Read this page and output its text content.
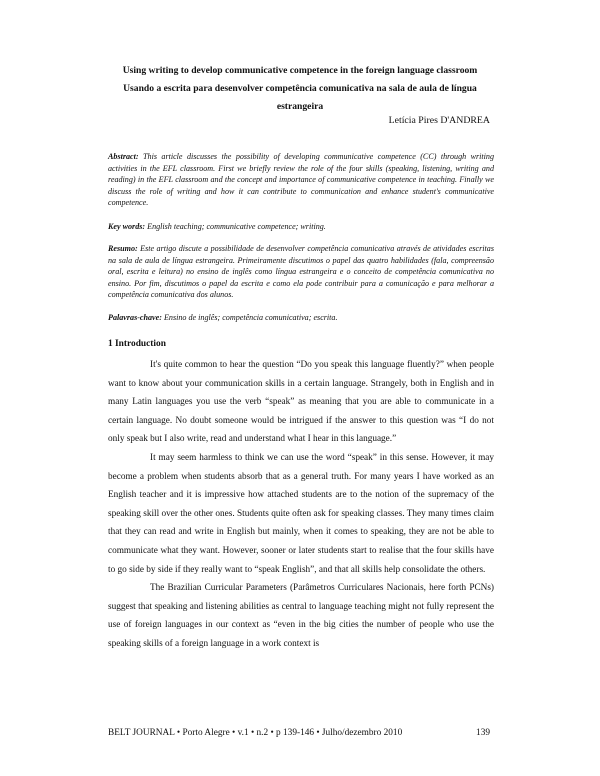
Using writing to develop communicative competence in the foreign language classroom
Usando a escrita para desenvolver competência comunicativa na sala de aula de língua
estrangeira
Letícia Pires D'ANDREA
Abstract: This article discusses the possibility of developing communicative competence (CC) through writing activities in the EFL classroom. First we briefly review the role of the four skills (speaking, listening, writing and reading) in the EFL classroom and the concept and importance of communicative competence in teaching. Finally we discuss the role of writing and how it can contribute to communication and enhance student's communicative competence.
Key words: English teaching; communicative competence; writing.
Resumo: Este artigo discute a possibilidade de desenvolver competência comunicativa através de atividades escritas na sala de aula de língua estrangeira. Primeiramente discutimos o papel das quatro habilidades (fala, compreensão oral, escrita e leitura) no ensino de inglês como língua estrangeira e o conceito de competência comunicativa no ensino. Por fim, discutimos o papel da escrita e como ela pode contribuir para a comunicação e para melhorar a competência comunicativa dos alunos.
Palavras-chave: Ensino de inglês; competência comunicativa; escrita.
1 Introduction

It's quite common to hear the question “Do you speak this language fluently?” when people want to know about your communication skills in a certain language. Strangely, both in English and in many Latin languages you use the verb “speak” as meaning that you are able to communicate in a certain language. No doubt someone would be intrigued if the answer to this question was “I do not only speak but I also write, read and understand what I hear in this language.”

It may seem harmless to think we can use the word “speak” in this sense. However, it may become a problem when students absorb that as a general truth. For many years I have worked as an English teacher and it is impressive how attached students are to the notion of the supremacy of the speaking skill over the other ones. Students quite often ask for speaking classes. They many times claim that they can read and write in English but mainly, when it comes to speaking, they are not be able to communicate what they want. However, sooner or later students start to realise that the four skills have to go side by side if they really want to “speak English”, and that all skills help consolidate the others.

The Brazilian Curricular Parameters (Parâmetros Curriculares Nacionais, here forth PCNs) suggest that speaking and listening abilities as central to language teaching might not fully represent the use of foreign languages in our context as “even in the big cities the number of people who use the speaking skills of a foreign language in a work context is

BELT JOURNAL • Porto Alegre • v.1 • n.2 • p 139-146 • Julho/dezembro 2010	139
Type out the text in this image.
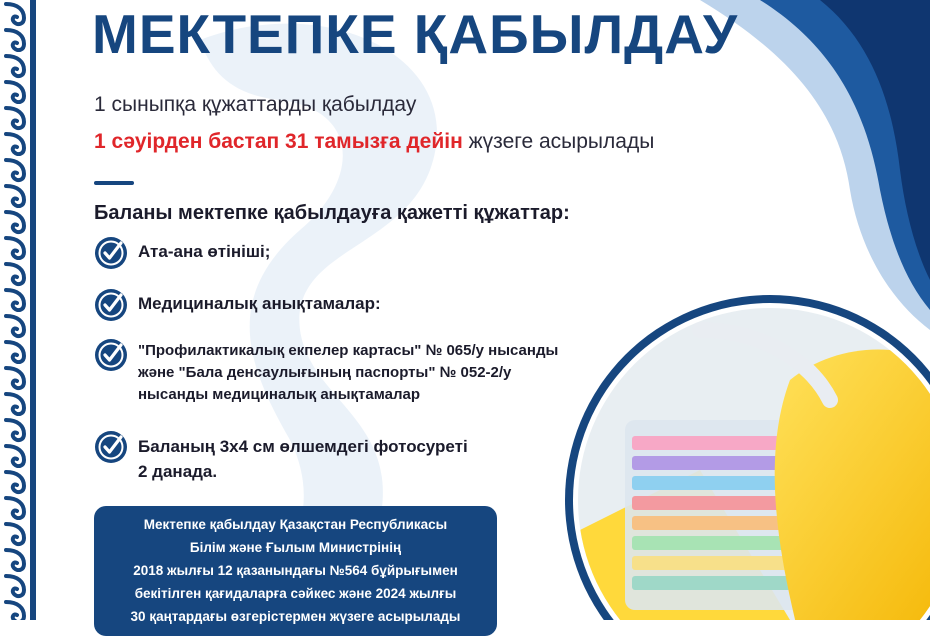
МЕКТЕПКЕ ҚАБЫЛДАУ
1 сыныпқа құжаттарды қабылдау
1 сәуірден бастап 31 тамызға дейін жүзеге асырылады
Баланы мектепке қабылдауға қажетті құжаттар:
Ата-ана өтініші;
Медициналық анықтамалар:
"Профилактикалық екпелер картасы" № 065/у нысанды
және "Бала денсаулығының паспорты" № 052-2/у
нысанды медициналық анықтамалар
Баланың 3х4 см өлшемдегі фотосуреті
2 данада.
Мектепке қабылдау Қазақстан Республикасы
Білім және Ғылым Министрінің
2018 жылғы 12 қазанындағы №564 бұйрығымен
бекітілген қағидаларға сәйкес және 2024 жылғы
30 қаңтардағы өзгерістермен жүзеге асырылады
___
_Given request_
Exact duplication of all the records is required; pictures are omitted from the copy.

_Exercise response_
Read this page and output its text content.
Using writing to develop communicative competence in the foreign language classroom
Usando a escrita para desenvolver competência comunicativa na sala de aula de língua
estrangeira
Letícia Pires D'ANDREA
Abstract: This article discusses the possibility of developing communicative competence (CC) through writing activities in the EFL classroom. First we briefly review the role of the four skills (speaking, listening, writing and reading) in the EFL classroom and the concept and importance of communicative competence in teaching. Finally we discuss the role of writing and how it can contribute to communication and enhance student's communicative competence.
Key words: English teaching; communicative competence; writing.
Resumo: Este artigo discute a possibilidade de desenvolver competência comunicativa através de atividades escritas na sala de aula de língua estrangeira. Primeiramente discutimos o papel das quatro habilidades (fala, compreensão oral, escrita e leitura) no ensino de inglês como língua estrangeira e o conceito de competência comunicativa no ensino. Por fim, discutimos o papel da escrita e como ela pode contribuir para a comunicação e para melhorar a competência comunicativa dos alunos.
Palavras-chave: Ensino de inglês; competência comunicativa; escrita.
1 Introduction

It's quite common to hear the question “Do you speak this language fluently?” when people want to know about your communication skills in a certain language. Strangely, both in English and in many Latin languages you use the verb “speak” as meaning that you are able to communicate in a certain language. No doubt someone would be intrigued if the answer to this question was “I do not only speak but I also write, read and understand what I hear in this language.”

It may seem harmless to think we can use the word “speak” in this sense. However, it may become a problem when students absorb that as a general truth. For many years I have worked as an English teacher and it is impressive how attached students are to the notion of the supremacy of the speaking skill over the other ones. Students quite often ask for speaking classes. They many times claim that they can read and write in English but mainly, when it comes to speaking, they are not be able to communicate what they want. However, sooner or later students start to realise that the four skills have to go side by side if they really want to “speak English”, and that all skills help consolidate the others.

The Brazilian Curricular Parameters (Parâmetros Curriculares Nacionais, here forth PCNs) suggest that speaking and listening abilities as central to language teaching might not fully represent the use of foreign languages in our context as “even in the big cities the number of people who use the speaking skills of a foreign language in a work context is

BELT JOURNAL • Porto Alegre • v.1 • n.2 • p 139-146 • Julho/dezembro 2010	139
Type out the text in this image.
МЕКТЕПКЕ ҚАБЫЛДАУ
1 сыныпқа құжаттарды қабылдау
1 сәуірден бастап 31 тамызға дейін жүзеге асырылады
Баланы мектепке қабылдауға қажетті құжаттар:
Ата-ана өтініші;
Медициналық анықтамалар:
"Профилактикалық екпелер картасы" № 065/у нысанды
және "Бала денсаулығының паспорты" № 052-2/у
нысанды медициналық анықтамалар
Баланың 3х4 см өлшемдегі фотосуреті
2 данада.
Мектепке қабылдау Қазақстан Республикасы
Білім және Ғылым Министрінің
2018 жылғы 12 қазанындағы №564 бұйрығымен
бекітілген қағидаларға сәйкес және 2024 жылғы
30 қаңтардағы өзгерістермен жүзеге асырылады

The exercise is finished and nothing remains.